▶ Exercise objective:
Keep every line where the word "Temporary" appears; drop the rest.

═══

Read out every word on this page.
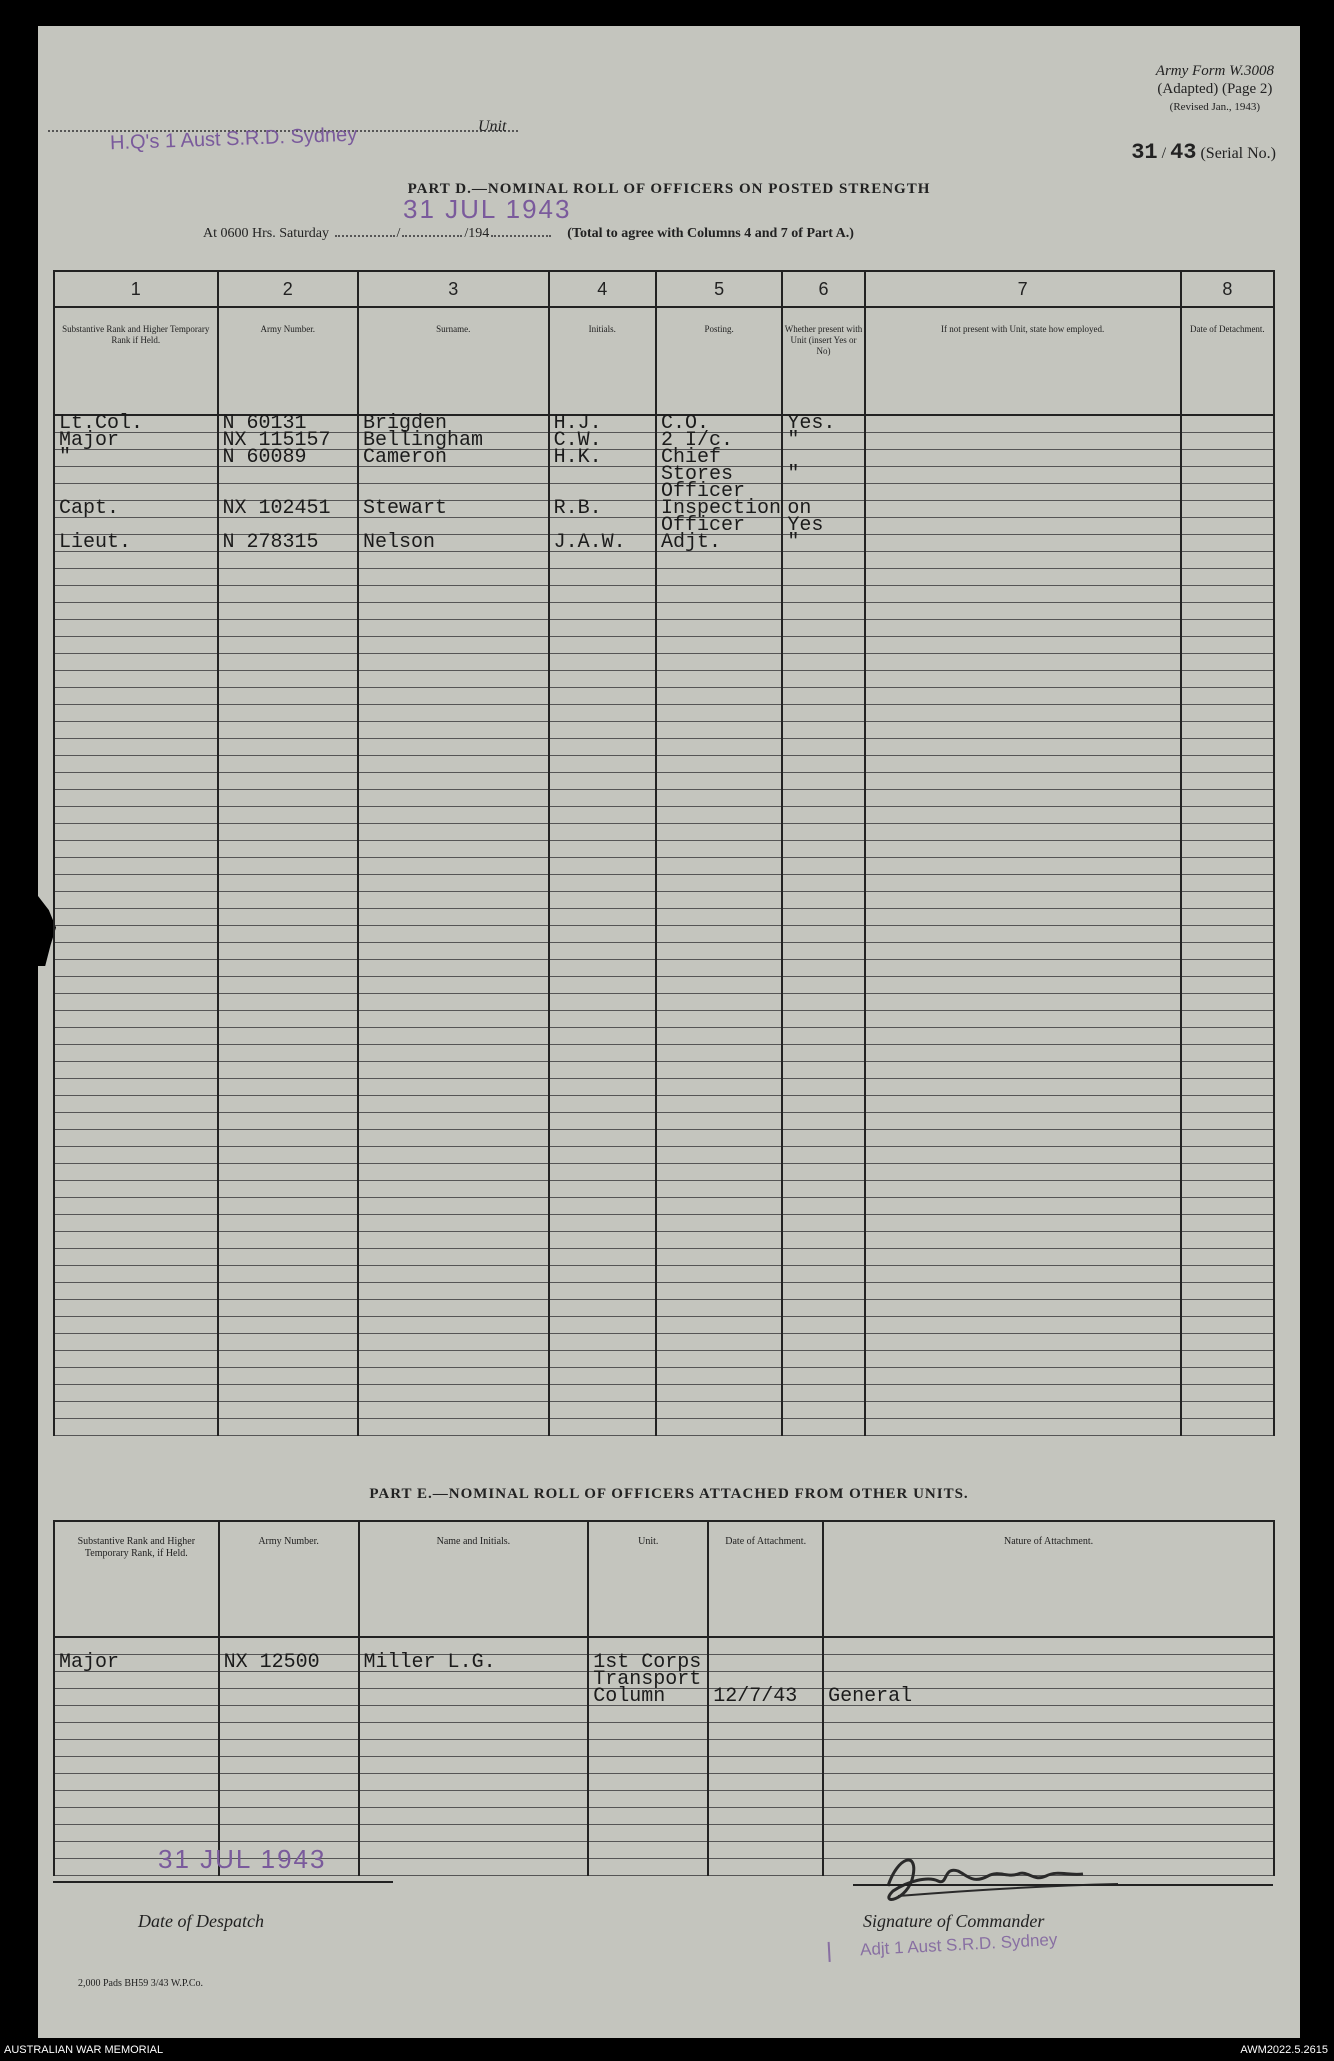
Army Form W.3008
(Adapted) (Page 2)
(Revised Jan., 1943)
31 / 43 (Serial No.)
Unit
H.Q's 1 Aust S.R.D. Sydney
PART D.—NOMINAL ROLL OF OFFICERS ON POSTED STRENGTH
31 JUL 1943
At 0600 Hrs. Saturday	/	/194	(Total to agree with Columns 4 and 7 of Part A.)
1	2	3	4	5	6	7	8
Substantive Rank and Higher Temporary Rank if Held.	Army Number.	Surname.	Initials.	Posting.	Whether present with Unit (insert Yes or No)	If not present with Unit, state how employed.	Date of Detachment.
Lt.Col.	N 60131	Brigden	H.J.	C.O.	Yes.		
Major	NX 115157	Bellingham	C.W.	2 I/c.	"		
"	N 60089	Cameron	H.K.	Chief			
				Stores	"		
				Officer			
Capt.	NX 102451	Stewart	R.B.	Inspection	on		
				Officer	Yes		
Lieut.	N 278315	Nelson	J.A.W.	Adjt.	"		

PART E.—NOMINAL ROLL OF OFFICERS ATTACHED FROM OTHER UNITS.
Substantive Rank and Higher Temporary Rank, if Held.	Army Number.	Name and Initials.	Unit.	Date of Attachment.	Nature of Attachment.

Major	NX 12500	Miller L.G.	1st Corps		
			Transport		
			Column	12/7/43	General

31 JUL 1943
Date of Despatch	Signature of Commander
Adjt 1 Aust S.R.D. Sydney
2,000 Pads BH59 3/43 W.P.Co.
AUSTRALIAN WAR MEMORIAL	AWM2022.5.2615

═══

▶ Exercise answer:
Substantive Rank and Higher Temporary Rank if Held.	Army Number.	Surname.	Initials.	Posting.	Whether present with Unit (insert Yes or No)	If not present with Unit, state how employed.	Date of Detachment.
Substantive Rank and Higher Temporary Rank, if Held.	Army Number.	Name and Initials.	Unit.	Date of Attachment.	Nature of Attachment.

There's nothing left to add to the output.